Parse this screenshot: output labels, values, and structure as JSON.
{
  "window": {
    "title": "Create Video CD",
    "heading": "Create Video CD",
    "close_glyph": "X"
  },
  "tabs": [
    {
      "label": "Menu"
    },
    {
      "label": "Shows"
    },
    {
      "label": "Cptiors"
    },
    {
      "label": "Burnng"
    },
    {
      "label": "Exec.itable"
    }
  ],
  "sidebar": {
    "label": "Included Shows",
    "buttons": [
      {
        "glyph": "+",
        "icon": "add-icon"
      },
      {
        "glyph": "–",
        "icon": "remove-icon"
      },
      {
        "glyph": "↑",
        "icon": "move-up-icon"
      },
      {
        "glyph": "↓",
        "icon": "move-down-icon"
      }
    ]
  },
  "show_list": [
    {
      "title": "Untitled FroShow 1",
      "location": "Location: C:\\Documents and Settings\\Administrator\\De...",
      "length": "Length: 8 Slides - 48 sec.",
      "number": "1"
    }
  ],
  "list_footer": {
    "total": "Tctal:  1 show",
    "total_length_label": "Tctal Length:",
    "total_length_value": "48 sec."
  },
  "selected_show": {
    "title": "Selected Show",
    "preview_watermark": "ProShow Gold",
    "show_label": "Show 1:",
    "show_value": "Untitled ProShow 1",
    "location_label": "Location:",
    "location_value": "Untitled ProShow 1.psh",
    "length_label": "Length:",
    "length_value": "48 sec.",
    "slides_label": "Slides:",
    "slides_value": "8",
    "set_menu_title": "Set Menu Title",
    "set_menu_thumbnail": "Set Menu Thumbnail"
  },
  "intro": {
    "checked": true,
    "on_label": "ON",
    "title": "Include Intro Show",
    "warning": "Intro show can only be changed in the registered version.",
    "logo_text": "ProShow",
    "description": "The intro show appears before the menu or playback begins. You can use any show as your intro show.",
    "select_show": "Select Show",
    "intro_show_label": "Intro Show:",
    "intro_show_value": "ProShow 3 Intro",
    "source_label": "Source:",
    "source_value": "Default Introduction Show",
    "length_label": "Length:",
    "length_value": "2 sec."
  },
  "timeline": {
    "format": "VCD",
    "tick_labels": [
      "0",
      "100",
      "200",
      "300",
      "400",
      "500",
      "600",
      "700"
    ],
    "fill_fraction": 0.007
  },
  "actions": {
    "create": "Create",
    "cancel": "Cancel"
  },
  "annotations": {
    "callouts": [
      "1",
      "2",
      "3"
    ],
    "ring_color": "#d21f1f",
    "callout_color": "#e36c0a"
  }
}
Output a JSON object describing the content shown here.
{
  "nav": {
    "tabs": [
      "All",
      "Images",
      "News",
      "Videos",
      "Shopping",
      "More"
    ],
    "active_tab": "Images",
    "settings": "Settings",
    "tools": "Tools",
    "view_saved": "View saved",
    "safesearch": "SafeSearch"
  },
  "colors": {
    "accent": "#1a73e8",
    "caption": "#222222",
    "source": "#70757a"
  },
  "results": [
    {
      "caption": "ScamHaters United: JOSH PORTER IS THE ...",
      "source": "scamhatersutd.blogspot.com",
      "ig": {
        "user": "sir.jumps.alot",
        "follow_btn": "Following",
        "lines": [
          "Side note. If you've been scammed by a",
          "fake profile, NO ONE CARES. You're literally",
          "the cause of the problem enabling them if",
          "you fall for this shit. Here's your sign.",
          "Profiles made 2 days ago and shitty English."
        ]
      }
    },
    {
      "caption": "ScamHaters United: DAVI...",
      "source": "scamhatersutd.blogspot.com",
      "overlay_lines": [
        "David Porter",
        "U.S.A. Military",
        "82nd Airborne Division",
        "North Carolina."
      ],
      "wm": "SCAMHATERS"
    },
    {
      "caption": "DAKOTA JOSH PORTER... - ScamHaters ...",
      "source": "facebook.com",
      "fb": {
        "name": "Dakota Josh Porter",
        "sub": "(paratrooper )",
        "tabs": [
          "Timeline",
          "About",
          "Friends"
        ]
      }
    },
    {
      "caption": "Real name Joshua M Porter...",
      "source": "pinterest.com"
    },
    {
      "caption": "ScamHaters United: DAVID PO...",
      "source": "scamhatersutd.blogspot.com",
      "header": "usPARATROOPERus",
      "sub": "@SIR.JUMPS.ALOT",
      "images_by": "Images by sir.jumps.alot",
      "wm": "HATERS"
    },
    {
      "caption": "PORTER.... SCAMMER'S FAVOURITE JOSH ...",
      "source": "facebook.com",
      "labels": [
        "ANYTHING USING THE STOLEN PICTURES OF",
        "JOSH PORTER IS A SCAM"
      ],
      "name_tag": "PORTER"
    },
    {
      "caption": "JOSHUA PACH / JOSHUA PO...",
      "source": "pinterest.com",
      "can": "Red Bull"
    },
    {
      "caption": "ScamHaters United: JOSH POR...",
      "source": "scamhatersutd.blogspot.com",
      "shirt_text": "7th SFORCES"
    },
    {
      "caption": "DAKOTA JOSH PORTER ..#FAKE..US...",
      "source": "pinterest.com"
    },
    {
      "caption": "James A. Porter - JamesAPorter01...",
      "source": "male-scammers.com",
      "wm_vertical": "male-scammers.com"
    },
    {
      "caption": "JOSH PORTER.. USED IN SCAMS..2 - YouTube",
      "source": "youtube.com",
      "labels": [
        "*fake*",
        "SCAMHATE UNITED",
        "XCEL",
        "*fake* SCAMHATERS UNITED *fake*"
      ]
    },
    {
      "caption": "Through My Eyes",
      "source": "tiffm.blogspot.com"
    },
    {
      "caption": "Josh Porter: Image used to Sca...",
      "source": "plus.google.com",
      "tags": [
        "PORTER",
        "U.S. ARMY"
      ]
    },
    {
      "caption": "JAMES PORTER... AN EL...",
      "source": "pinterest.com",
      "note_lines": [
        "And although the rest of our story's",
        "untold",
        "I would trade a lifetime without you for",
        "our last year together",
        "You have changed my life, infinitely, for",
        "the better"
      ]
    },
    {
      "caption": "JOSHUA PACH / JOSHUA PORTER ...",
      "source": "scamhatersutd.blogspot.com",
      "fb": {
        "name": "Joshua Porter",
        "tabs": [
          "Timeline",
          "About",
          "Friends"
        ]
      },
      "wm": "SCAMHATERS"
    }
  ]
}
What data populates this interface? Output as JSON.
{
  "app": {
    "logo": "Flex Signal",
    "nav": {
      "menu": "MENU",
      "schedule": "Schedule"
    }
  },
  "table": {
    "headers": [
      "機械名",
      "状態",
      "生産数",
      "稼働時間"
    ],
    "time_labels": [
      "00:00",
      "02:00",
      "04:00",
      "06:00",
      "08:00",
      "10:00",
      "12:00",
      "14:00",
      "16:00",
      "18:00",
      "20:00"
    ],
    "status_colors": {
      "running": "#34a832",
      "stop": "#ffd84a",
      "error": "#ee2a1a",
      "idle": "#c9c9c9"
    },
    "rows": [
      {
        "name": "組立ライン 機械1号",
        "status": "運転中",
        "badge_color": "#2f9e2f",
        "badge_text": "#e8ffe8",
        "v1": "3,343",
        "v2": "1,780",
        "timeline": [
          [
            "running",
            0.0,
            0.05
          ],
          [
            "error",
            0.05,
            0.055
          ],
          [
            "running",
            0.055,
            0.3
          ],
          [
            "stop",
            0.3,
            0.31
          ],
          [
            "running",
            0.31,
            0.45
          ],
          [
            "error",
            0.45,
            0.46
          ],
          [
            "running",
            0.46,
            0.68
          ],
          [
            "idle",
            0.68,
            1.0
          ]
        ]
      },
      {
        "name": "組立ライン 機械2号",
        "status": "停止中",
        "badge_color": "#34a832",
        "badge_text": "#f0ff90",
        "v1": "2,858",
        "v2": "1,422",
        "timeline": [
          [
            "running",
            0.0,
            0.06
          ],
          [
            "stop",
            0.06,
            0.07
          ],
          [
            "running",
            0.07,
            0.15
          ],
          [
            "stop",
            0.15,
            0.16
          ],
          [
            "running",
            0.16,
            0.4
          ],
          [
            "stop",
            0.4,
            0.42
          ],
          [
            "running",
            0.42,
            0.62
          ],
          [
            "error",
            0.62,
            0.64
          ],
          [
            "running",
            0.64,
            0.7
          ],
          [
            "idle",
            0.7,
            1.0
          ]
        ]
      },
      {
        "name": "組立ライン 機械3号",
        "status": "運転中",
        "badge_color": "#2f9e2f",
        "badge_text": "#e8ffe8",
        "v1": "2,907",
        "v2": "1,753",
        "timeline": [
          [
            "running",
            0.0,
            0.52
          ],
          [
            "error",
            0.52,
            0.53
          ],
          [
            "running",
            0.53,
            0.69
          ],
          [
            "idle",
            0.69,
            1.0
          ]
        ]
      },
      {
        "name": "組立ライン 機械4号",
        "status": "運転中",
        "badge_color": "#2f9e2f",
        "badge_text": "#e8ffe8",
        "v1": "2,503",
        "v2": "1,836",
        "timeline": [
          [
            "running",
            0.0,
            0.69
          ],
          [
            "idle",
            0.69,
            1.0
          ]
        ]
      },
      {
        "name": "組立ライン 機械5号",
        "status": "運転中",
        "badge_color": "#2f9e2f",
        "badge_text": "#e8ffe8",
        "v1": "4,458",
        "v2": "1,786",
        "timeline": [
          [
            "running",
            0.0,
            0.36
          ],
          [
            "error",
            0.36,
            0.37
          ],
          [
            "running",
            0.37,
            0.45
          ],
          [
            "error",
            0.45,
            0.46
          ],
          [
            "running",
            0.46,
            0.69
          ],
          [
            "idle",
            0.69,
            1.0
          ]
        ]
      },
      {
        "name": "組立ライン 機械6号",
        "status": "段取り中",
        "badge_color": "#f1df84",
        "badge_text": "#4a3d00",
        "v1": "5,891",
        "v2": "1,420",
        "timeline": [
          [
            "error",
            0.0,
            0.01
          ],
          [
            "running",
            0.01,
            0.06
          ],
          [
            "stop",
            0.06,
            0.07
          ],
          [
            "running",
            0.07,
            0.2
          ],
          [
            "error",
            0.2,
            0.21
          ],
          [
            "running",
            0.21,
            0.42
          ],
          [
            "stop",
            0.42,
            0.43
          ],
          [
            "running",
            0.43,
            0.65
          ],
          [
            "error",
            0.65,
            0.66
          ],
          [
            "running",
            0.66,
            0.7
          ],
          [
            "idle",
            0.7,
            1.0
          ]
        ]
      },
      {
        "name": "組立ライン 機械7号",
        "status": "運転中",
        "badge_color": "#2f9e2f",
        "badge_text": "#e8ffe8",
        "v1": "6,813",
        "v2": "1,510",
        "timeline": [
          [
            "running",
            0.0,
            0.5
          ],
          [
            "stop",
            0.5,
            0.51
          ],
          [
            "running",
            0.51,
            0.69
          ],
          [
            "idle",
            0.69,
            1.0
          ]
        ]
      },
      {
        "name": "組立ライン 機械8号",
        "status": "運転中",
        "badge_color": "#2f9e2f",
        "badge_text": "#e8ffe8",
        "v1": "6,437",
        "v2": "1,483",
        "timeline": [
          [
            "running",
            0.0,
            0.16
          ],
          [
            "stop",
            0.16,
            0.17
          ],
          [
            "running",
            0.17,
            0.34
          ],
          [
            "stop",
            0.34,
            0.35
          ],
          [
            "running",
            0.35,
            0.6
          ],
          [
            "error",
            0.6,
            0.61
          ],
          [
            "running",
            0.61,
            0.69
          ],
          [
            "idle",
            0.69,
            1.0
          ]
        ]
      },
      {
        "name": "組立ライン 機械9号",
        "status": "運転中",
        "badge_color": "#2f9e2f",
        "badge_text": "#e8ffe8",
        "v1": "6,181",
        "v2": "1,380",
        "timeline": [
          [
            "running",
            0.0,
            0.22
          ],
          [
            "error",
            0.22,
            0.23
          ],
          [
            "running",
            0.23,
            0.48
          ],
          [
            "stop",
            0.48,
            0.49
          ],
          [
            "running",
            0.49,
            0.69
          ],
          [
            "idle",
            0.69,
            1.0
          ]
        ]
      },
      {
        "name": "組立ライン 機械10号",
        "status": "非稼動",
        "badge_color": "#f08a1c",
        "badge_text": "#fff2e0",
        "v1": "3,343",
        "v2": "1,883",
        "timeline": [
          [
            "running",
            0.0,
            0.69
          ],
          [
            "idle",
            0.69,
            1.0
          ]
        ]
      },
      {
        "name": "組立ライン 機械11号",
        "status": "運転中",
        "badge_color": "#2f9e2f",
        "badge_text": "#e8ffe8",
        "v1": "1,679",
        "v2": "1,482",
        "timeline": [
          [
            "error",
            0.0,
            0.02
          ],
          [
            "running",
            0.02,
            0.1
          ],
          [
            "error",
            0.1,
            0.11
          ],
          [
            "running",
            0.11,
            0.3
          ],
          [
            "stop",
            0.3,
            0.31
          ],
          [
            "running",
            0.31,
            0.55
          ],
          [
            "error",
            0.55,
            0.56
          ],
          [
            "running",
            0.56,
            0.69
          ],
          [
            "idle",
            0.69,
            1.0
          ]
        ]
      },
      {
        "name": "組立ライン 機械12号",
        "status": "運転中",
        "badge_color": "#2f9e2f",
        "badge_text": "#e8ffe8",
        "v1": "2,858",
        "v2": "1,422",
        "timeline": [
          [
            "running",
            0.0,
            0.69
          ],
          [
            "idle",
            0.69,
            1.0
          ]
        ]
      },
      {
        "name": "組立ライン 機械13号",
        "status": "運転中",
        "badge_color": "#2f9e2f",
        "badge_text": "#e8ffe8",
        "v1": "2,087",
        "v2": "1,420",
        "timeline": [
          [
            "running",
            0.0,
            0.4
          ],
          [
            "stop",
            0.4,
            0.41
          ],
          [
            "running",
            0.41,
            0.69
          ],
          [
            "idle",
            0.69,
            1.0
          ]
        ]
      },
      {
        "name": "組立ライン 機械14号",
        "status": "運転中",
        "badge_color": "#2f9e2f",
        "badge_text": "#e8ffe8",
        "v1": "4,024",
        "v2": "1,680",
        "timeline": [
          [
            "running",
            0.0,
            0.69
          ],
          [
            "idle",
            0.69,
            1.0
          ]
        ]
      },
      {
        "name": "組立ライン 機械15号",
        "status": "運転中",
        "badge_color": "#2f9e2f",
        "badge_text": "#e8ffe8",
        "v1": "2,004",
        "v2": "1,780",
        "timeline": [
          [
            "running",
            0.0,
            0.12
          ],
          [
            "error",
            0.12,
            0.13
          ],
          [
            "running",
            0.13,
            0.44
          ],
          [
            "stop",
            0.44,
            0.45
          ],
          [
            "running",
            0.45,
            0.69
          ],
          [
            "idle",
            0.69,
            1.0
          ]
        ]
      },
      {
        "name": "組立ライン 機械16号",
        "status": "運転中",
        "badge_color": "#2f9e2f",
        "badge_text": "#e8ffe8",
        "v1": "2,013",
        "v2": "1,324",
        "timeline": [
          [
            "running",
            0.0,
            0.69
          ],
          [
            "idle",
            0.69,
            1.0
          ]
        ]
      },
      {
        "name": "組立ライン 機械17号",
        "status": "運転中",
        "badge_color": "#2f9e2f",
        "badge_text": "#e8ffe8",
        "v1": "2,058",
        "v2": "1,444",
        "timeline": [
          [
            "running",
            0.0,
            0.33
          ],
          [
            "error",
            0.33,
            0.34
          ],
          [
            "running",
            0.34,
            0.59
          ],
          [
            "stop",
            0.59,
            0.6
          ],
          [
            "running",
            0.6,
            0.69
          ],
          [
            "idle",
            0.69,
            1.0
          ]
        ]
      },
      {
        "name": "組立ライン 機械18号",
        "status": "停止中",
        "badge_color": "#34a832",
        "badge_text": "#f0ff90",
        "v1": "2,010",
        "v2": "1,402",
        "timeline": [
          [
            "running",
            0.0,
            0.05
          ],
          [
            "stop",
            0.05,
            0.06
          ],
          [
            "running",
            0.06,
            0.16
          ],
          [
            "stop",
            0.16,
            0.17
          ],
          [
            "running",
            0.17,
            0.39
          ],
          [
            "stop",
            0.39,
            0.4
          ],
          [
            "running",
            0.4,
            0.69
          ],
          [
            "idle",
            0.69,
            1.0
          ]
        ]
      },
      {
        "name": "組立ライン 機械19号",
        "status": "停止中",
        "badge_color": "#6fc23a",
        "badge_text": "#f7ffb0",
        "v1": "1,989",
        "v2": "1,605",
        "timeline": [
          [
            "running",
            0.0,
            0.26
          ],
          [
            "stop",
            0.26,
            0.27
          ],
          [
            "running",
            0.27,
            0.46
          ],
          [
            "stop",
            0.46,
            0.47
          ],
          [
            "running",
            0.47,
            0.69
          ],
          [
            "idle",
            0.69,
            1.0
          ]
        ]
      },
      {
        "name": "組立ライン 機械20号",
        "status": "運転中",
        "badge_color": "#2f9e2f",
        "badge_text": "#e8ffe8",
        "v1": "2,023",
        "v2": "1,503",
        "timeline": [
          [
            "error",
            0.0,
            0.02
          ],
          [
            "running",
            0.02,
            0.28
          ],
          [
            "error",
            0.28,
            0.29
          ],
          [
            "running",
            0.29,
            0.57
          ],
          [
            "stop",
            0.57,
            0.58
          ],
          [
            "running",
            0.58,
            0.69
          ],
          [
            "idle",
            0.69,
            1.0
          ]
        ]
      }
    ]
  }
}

=-=-=-=-=

## OBJECTIVE
Look through the data above. Find each line with the string "JSON" and copy it.

## REPLY
Parse this screenshot: output labels, values, and structure as JSON.
Output a JSON object describing the content shown here.
What data populates this interface? Output as JSON.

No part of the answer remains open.